• [Required work] Whenever a line below holds the word "name", copy that line.

• [Working data]

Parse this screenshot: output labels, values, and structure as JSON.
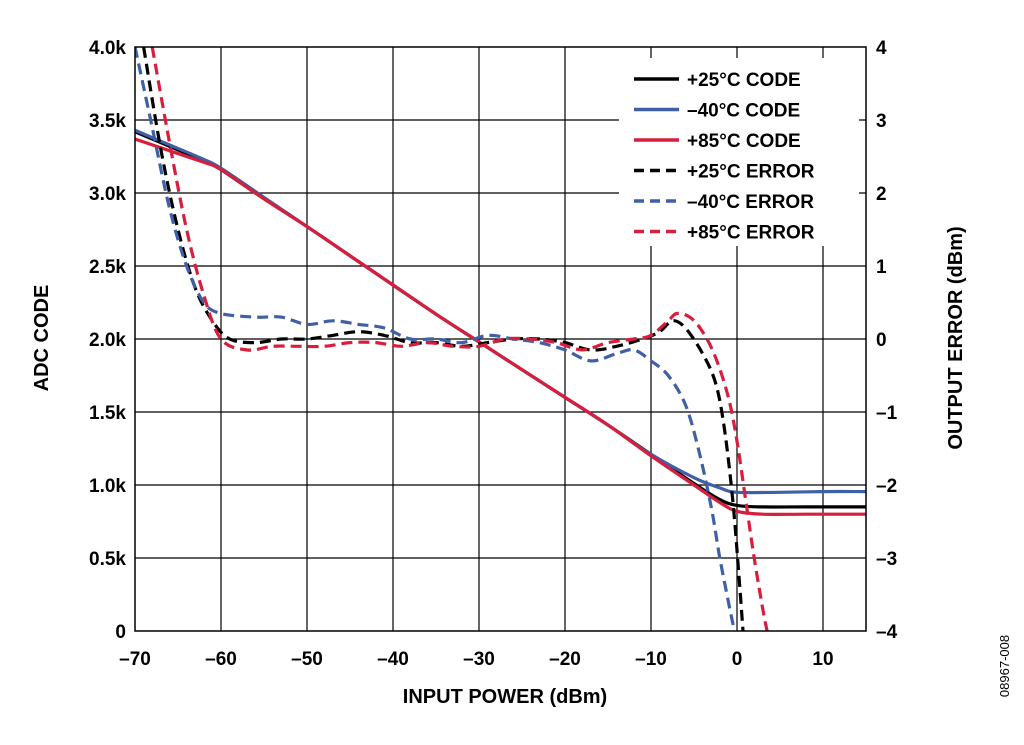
{
  "figure_id": "08967-008",
  "chart_data": {
    "type": "line",
    "xlabel": "INPUT POWER (dBm)",
    "ylabel": "ADC CODE",
    "y2label": "OUTPUT ERROR (dBm)",
    "xlim": [
      -70,
      15
    ],
    "ylim": [
      0,
      4000
    ],
    "y2lim": [
      -4,
      4
    ],
    "grid": true,
    "legend_position": "top-right",
    "x_ticks": [
      {
        "value": -70,
        "label": "–70"
      },
      {
        "value": -60,
        "label": "–60"
      },
      {
        "value": -50,
        "label": "–50"
      },
      {
        "value": -40,
        "label": "–40"
      },
      {
        "value": -30,
        "label": "–30"
      },
      {
        "value": -20,
        "label": "–20"
      },
      {
        "value": -10,
        "label": "–10"
      },
      {
        "value": 0,
        "label": "0"
      },
      {
        "value": 10,
        "label": "10"
      }
    ],
    "y_ticks": [
      {
        "value": 0,
        "label": "0"
      },
      {
        "value": 500,
        "label": "0.5k"
      },
      {
        "value": 1000,
        "label": "1.0k"
      },
      {
        "value": 1500,
        "label": "1.5k"
      },
      {
        "value": 2000,
        "label": "2.0k"
      },
      {
        "value": 2500,
        "label": "2.5k"
      },
      {
        "value": 3000,
        "label": "3.0k"
      },
      {
        "value": 3500,
        "label": "3.5k"
      },
      {
        "value": 4000,
        "label": "4.0k"
      }
    ],
    "y2_ticks": [
      {
        "value": -4,
        "label": "–4"
      },
      {
        "value": -3,
        "label": "–3"
      },
      {
        "value": -2,
        "label": "–2"
      },
      {
        "value": -1,
        "label": "–1"
      },
      {
        "value": 0,
        "label": "0"
      },
      {
        "value": 1,
        "label": "1"
      },
      {
        "value": 2,
        "label": "2"
      },
      {
        "value": 3,
        "label": "3"
      },
      {
        "value": 4,
        "label": "4"
      }
    ],
    "series": [
      {
        "name": "+25°C CODE",
        "axis": "left",
        "color": "#000000",
        "dash": false,
        "points": [
          [
            -70,
            3420
          ],
          [
            -66,
            3320
          ],
          [
            -62,
            3220
          ],
          [
            -60,
            3160
          ],
          [
            -55,
            2960
          ],
          [
            -50,
            2770
          ],
          [
            -45,
            2570
          ],
          [
            -40,
            2370
          ],
          [
            -35,
            2170
          ],
          [
            -30,
            1980
          ],
          [
            -25,
            1790
          ],
          [
            -20,
            1600
          ],
          [
            -15,
            1410
          ],
          [
            -10,
            1210
          ],
          [
            -5,
            1010
          ],
          [
            -2,
            900
          ],
          [
            0,
            860
          ],
          [
            3,
            850
          ],
          [
            8,
            850
          ],
          [
            15,
            850
          ]
        ]
      },
      {
        "name": "–40°C CODE",
        "axis": "left",
        "color": "#3f5fa6",
        "dash": false,
        "points": [
          [
            -70,
            3430
          ],
          [
            -66,
            3330
          ],
          [
            -62,
            3230
          ],
          [
            -60,
            3170
          ],
          [
            -55,
            2970
          ],
          [
            -50,
            2770
          ],
          [
            -45,
            2570
          ],
          [
            -40,
            2370
          ],
          [
            -35,
            2170
          ],
          [
            -30,
            1980
          ],
          [
            -25,
            1790
          ],
          [
            -20,
            1600
          ],
          [
            -15,
            1410
          ],
          [
            -10,
            1210
          ],
          [
            -5,
            1050
          ],
          [
            -2,
            980
          ],
          [
            0,
            950
          ],
          [
            5,
            950
          ],
          [
            10,
            955
          ],
          [
            15,
            955
          ]
        ]
      },
      {
        "name": "+85°C CODE",
        "axis": "left",
        "color": "#d81e3c",
        "dash": false,
        "points": [
          [
            -70,
            3370
          ],
          [
            -66,
            3290
          ],
          [
            -62,
            3210
          ],
          [
            -60,
            3160
          ],
          [
            -55,
            2960
          ],
          [
            -50,
            2770
          ],
          [
            -45,
            2570
          ],
          [
            -40,
            2370
          ],
          [
            -35,
            2170
          ],
          [
            -30,
            1980
          ],
          [
            -25,
            1790
          ],
          [
            -20,
            1600
          ],
          [
            -15,
            1410
          ],
          [
            -10,
            1200
          ],
          [
            -5,
            1000
          ],
          [
            -2,
            880
          ],
          [
            0,
            820
          ],
          [
            3,
            800
          ],
          [
            8,
            800
          ],
          [
            15,
            800
          ]
        ]
      },
      {
        "name": "+25°C ERROR",
        "axis": "right",
        "color": "#000000",
        "dash": true,
        "points": [
          [
            -69,
            4.0
          ],
          [
            -67,
            2.6
          ],
          [
            -65,
            1.5
          ],
          [
            -63,
            0.7
          ],
          [
            -61,
            0.25
          ],
          [
            -59,
            0.0
          ],
          [
            -56,
            -0.05
          ],
          [
            -53,
            0.0
          ],
          [
            -50,
            0.0
          ],
          [
            -47,
            0.05
          ],
          [
            -44,
            0.1
          ],
          [
            -41,
            0.05
          ],
          [
            -38,
            -0.05
          ],
          [
            -35,
            -0.05
          ],
          [
            -32,
            -0.1
          ],
          [
            -29,
            -0.05
          ],
          [
            -26,
            0.0
          ],
          [
            -23,
            0.0
          ],
          [
            -20,
            -0.05
          ],
          [
            -17,
            -0.15
          ],
          [
            -14,
            -0.1
          ],
          [
            -11,
            0.0
          ],
          [
            -9,
            0.1
          ],
          [
            -7.5,
            0.25
          ],
          [
            -6,
            0.15
          ],
          [
            -4,
            -0.2
          ],
          [
            -2.5,
            -0.6
          ],
          [
            -1.5,
            -1.2
          ],
          [
            -0.5,
            -2.2
          ],
          [
            0.2,
            -3.2
          ],
          [
            0.7,
            -4.0
          ]
        ]
      },
      {
        "name": "–40°C ERROR",
        "axis": "right",
        "color": "#3f5fa6",
        "dash": true,
        "points": [
          [
            -70,
            4.0
          ],
          [
            -68,
            2.9
          ],
          [
            -66,
            1.8
          ],
          [
            -64,
            1.0
          ],
          [
            -62,
            0.5
          ],
          [
            -60,
            0.35
          ],
          [
            -56,
            0.3
          ],
          [
            -53,
            0.3
          ],
          [
            -50,
            0.2
          ],
          [
            -47,
            0.25
          ],
          [
            -44,
            0.2
          ],
          [
            -41,
            0.15
          ],
          [
            -38,
            0.0
          ],
          [
            -35,
            0.0
          ],
          [
            -32,
            -0.05
          ],
          [
            -29,
            0.05
          ],
          [
            -26,
            0.0
          ],
          [
            -23,
            -0.05
          ],
          [
            -20,
            -0.15
          ],
          [
            -17,
            -0.3
          ],
          [
            -14,
            -0.2
          ],
          [
            -12,
            -0.15
          ],
          [
            -10,
            -0.3
          ],
          [
            -8,
            -0.5
          ],
          [
            -6,
            -0.9
          ],
          [
            -4.5,
            -1.5
          ],
          [
            -3,
            -2.3
          ],
          [
            -2,
            -3.0
          ],
          [
            -1,
            -3.6
          ],
          [
            -0.3,
            -4.0
          ]
        ]
      },
      {
        "name": "+85°C ERROR",
        "axis": "right",
        "color": "#d81e3c",
        "dash": true,
        "points": [
          [
            -68,
            4.0
          ],
          [
            -66,
            2.7
          ],
          [
            -64,
            1.5
          ],
          [
            -62,
            0.6
          ],
          [
            -60,
            0.0
          ],
          [
            -57,
            -0.15
          ],
          [
            -54,
            -0.1
          ],
          [
            -51,
            -0.1
          ],
          [
            -48,
            -0.1
          ],
          [
            -45,
            -0.05
          ],
          [
            -42,
            -0.05
          ],
          [
            -39,
            -0.1
          ],
          [
            -36,
            -0.05
          ],
          [
            -33,
            -0.1
          ],
          [
            -30,
            -0.1
          ],
          [
            -27,
            0.0
          ],
          [
            -24,
            0.0
          ],
          [
            -21,
            -0.05
          ],
          [
            -18,
            -0.15
          ],
          [
            -15,
            -0.05
          ],
          [
            -12,
            0.0
          ],
          [
            -10,
            0.05
          ],
          [
            -8,
            0.25
          ],
          [
            -7,
            0.35
          ],
          [
            -5.5,
            0.3
          ],
          [
            -4,
            0.1
          ],
          [
            -2.5,
            -0.25
          ],
          [
            -1,
            -0.8
          ],
          [
            0,
            -1.4
          ],
          [
            1,
            -2.2
          ],
          [
            2,
            -3.0
          ],
          [
            3,
            -3.7
          ],
          [
            3.5,
            -4.0
          ]
        ]
      }
    ]
  }
}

• [Worked answer]
        "name": "+25°C CODE",
        "name": "–40°C CODE",
        "name": "+85°C CODE",
        "name": "+25°C ERROR",
        "name": "–40°C ERROR",
        "name": "+85°C ERROR",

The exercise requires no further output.